TASK GOAL:
Pull out each line in the listing below that includes the word "velocity".

Boxed element entries:
+++

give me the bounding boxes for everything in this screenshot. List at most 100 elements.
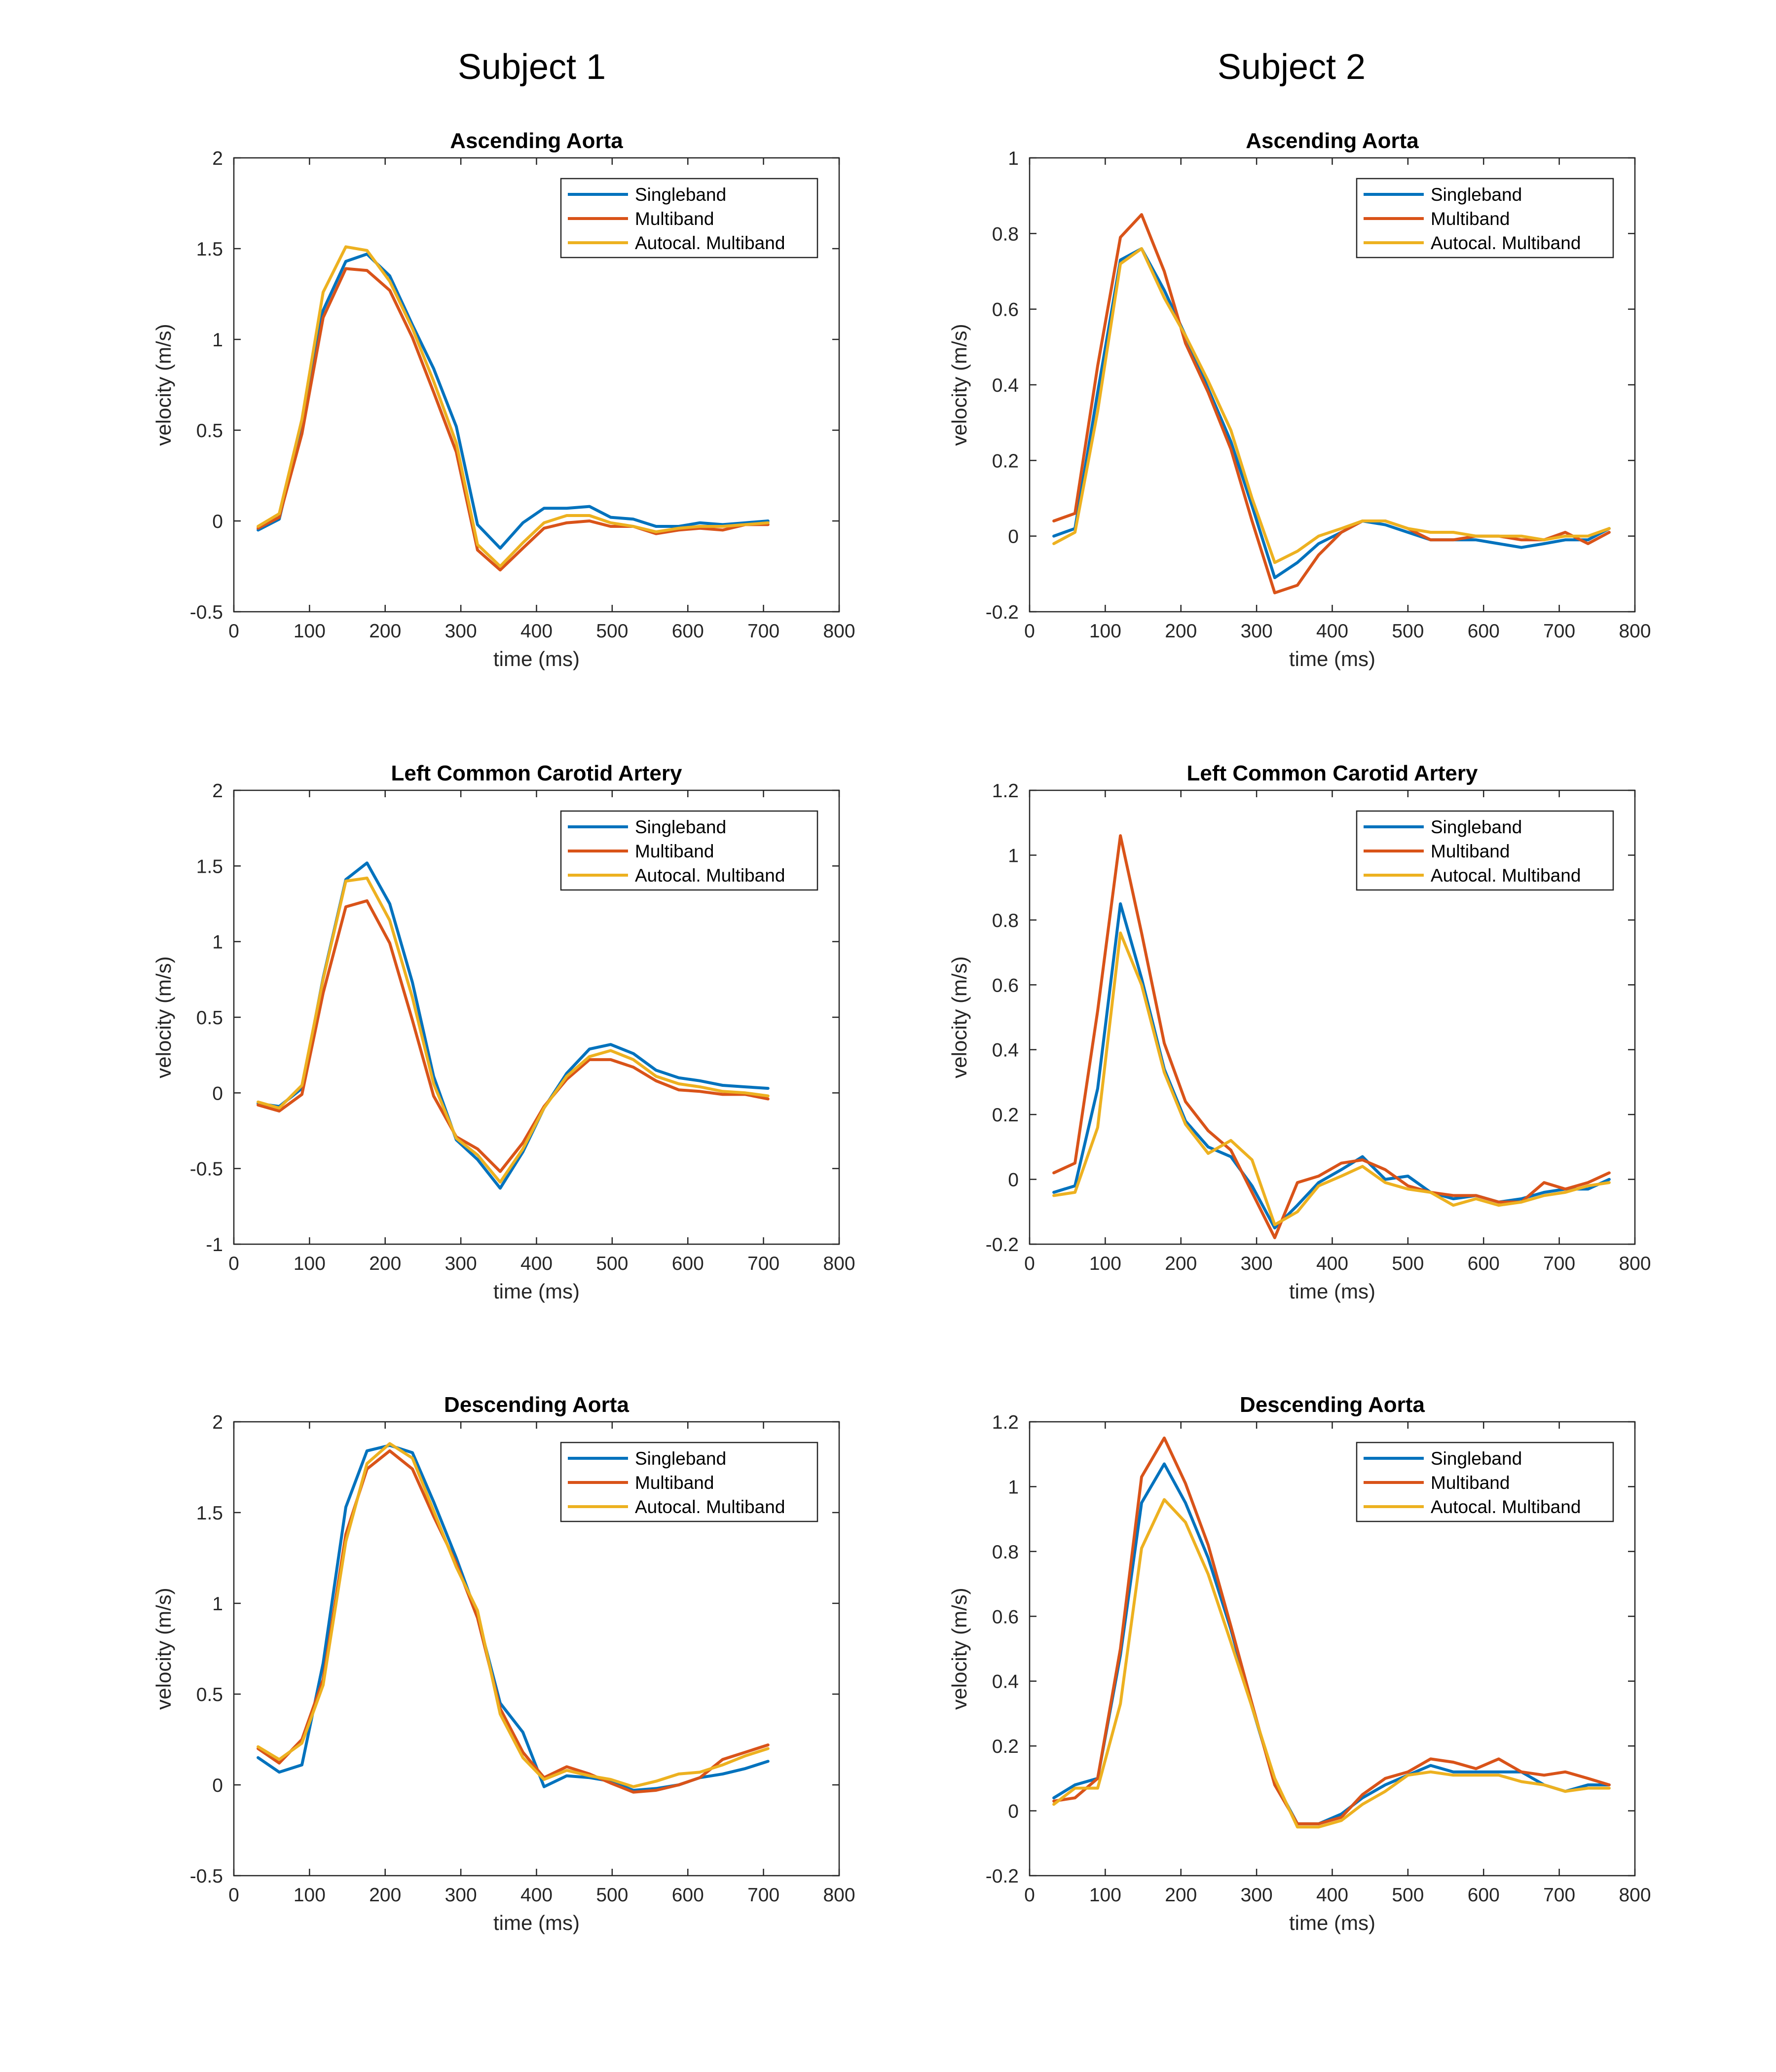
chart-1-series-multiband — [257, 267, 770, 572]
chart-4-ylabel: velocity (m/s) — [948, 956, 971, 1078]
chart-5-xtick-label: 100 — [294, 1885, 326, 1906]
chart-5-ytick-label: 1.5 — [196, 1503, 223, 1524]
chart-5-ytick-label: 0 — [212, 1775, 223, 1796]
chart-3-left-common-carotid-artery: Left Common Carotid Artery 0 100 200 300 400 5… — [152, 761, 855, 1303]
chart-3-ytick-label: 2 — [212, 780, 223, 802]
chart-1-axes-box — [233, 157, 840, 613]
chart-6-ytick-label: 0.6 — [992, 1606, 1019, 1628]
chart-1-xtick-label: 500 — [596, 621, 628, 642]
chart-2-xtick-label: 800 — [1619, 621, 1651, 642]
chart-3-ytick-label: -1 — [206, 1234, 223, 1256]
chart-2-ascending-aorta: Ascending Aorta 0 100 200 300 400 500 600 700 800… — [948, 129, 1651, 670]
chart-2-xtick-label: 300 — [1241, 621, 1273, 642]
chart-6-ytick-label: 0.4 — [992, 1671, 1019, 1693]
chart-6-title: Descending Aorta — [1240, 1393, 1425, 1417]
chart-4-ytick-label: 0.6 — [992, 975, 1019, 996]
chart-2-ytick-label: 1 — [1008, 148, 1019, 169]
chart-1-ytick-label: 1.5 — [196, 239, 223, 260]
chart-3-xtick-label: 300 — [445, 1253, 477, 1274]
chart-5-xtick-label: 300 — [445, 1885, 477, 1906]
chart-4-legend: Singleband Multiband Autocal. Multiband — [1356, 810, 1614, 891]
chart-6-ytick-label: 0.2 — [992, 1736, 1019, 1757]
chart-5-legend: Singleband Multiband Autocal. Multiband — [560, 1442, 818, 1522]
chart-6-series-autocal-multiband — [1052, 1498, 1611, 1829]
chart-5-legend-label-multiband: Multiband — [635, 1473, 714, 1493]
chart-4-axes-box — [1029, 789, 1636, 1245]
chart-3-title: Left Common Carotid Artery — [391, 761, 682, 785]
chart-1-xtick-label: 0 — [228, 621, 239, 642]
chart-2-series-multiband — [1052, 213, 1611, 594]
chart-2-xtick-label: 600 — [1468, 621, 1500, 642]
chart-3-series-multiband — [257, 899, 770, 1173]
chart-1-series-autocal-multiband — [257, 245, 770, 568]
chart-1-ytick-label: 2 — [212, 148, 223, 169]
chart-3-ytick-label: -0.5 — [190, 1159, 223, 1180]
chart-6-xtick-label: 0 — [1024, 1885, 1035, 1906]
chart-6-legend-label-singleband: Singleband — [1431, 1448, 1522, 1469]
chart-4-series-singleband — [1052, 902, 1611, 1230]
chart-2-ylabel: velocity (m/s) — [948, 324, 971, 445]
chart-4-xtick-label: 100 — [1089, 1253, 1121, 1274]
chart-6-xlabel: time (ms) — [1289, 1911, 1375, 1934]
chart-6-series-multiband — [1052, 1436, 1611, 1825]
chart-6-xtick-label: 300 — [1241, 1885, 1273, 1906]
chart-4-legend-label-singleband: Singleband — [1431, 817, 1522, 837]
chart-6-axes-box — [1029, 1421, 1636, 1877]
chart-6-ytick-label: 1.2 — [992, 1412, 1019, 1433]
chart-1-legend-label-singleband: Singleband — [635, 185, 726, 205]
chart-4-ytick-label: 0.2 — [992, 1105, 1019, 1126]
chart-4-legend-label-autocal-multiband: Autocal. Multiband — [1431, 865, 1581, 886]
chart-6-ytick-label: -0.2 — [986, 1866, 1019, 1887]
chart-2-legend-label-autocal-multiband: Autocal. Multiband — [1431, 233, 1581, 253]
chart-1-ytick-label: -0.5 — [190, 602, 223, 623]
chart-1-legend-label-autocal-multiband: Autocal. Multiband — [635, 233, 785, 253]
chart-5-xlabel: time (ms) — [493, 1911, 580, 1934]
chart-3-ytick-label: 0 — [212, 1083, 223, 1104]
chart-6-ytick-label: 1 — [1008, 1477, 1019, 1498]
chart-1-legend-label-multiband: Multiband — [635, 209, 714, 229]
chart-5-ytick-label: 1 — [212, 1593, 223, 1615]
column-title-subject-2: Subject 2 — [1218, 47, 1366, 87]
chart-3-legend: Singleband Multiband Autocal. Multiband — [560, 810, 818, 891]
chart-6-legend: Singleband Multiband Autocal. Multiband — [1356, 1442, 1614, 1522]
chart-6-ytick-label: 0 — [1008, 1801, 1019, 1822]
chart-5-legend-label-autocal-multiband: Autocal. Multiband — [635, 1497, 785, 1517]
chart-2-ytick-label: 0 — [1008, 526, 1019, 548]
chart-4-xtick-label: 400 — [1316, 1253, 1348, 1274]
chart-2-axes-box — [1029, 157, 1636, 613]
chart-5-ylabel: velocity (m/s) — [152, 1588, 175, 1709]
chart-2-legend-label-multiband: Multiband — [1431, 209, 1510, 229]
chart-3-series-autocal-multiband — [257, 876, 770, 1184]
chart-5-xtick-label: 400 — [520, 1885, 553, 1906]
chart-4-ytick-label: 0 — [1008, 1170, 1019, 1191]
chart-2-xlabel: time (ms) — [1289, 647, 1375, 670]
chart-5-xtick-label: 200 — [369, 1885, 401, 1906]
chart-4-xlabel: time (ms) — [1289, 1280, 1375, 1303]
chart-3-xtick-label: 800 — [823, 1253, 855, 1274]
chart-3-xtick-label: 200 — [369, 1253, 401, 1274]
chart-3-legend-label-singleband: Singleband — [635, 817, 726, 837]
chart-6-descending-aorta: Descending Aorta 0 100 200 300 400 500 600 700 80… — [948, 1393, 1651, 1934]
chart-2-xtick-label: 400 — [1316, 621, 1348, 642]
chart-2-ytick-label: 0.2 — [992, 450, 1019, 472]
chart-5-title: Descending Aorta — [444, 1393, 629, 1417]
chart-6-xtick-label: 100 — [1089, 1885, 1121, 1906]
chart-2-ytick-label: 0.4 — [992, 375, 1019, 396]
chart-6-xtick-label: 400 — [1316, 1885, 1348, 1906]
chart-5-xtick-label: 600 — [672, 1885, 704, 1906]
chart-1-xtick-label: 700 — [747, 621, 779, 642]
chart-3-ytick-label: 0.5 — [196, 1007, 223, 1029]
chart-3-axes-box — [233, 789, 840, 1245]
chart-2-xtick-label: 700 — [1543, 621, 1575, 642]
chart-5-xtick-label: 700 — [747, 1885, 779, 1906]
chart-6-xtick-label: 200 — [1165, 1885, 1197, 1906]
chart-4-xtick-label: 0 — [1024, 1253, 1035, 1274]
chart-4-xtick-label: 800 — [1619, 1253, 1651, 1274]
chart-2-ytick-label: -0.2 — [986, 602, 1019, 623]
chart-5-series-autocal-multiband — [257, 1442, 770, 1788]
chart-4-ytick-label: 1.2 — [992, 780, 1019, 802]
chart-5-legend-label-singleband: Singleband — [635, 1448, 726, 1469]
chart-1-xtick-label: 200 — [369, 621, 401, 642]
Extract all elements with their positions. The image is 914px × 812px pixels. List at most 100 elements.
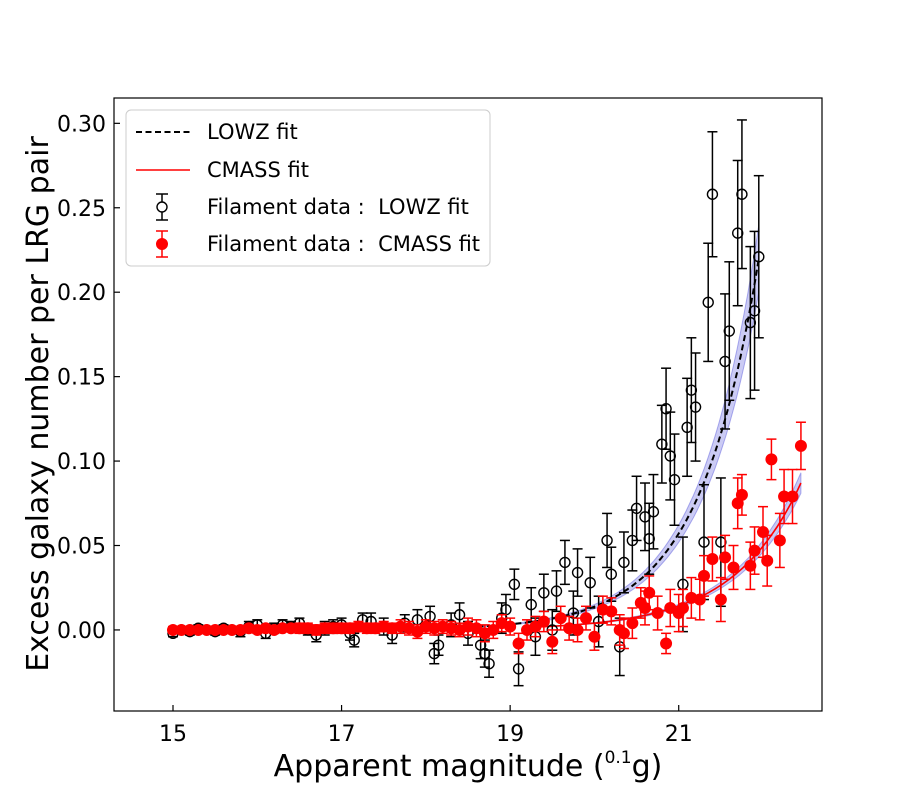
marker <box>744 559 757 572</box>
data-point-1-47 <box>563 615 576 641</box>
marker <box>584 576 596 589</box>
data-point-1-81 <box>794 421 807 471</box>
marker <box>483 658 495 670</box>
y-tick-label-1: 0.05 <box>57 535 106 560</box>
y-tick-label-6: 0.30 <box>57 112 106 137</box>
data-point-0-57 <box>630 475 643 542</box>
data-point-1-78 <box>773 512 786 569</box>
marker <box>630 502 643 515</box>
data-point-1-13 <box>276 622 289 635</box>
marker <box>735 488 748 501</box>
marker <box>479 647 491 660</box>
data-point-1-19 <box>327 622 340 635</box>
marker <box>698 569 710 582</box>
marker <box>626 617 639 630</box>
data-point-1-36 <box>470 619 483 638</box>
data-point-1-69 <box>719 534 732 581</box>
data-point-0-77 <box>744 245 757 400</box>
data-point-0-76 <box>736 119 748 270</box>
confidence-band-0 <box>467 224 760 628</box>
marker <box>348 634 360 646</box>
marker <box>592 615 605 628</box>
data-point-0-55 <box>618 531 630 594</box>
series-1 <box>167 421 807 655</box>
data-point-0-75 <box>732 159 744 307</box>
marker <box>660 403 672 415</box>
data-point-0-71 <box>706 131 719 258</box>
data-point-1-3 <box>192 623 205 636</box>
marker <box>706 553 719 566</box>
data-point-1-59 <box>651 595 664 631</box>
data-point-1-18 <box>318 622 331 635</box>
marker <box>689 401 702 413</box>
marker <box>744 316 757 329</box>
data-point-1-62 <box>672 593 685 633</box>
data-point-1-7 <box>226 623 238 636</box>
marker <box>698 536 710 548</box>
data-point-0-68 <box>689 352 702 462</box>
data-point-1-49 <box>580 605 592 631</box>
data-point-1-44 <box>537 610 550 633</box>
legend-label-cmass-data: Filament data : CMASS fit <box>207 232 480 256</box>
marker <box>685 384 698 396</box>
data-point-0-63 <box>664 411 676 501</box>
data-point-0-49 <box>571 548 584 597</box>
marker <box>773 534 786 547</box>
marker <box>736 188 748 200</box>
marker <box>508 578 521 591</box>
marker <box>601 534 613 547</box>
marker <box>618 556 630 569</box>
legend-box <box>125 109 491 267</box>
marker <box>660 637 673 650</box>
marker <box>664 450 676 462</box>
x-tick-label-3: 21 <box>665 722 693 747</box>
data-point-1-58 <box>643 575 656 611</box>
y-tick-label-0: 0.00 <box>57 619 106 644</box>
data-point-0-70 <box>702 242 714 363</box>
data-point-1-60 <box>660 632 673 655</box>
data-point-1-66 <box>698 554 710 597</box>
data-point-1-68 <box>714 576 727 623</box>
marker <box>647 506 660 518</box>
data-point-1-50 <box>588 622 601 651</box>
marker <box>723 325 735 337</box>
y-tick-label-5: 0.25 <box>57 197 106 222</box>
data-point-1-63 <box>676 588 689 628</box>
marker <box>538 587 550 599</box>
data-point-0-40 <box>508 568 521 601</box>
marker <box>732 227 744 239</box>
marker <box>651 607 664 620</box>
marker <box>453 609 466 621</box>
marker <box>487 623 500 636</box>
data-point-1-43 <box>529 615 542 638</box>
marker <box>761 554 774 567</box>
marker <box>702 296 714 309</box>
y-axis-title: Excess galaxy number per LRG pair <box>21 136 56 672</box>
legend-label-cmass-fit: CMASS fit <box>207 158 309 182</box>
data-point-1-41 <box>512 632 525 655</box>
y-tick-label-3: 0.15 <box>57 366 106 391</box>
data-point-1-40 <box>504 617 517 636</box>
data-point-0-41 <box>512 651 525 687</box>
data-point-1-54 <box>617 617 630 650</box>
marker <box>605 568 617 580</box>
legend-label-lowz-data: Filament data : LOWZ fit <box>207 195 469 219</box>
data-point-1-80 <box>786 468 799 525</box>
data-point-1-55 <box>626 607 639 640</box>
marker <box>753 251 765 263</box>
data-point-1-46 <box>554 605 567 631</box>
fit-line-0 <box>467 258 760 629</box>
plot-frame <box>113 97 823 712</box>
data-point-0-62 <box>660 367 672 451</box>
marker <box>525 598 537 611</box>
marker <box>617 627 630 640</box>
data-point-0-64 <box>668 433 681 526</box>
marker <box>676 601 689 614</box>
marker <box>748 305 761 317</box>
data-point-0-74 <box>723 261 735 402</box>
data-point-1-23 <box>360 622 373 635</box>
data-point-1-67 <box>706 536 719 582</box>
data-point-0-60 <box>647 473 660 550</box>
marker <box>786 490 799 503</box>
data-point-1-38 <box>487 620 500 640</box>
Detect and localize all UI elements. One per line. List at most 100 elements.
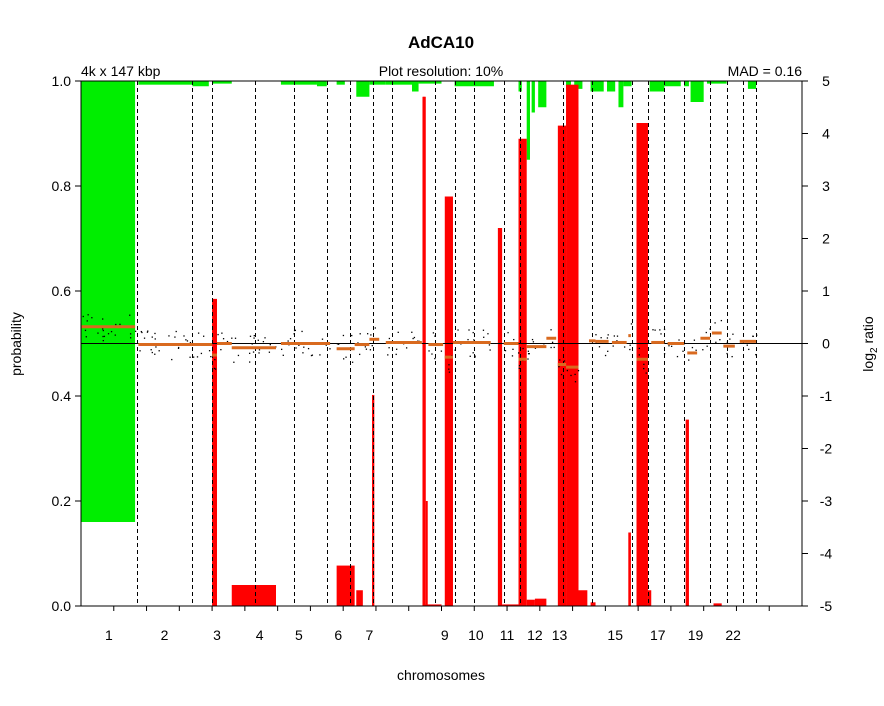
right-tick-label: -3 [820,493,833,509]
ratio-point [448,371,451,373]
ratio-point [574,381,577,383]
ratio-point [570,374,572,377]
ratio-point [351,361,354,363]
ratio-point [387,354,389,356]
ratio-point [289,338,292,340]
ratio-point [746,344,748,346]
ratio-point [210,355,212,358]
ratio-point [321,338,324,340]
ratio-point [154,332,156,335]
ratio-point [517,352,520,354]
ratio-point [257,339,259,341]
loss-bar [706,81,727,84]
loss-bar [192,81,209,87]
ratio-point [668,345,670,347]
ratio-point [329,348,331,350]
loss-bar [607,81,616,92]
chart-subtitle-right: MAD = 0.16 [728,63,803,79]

+++

FULL ANSWER:
chart-4-ylabel: velocity (m/s) — [948, 956, 971, 1078]
chart-2-ylabel: velocity (m/s) — [948, 324, 971, 445]
chart-5-ylabel: velocity (m/s) — [152, 1588, 175, 1709]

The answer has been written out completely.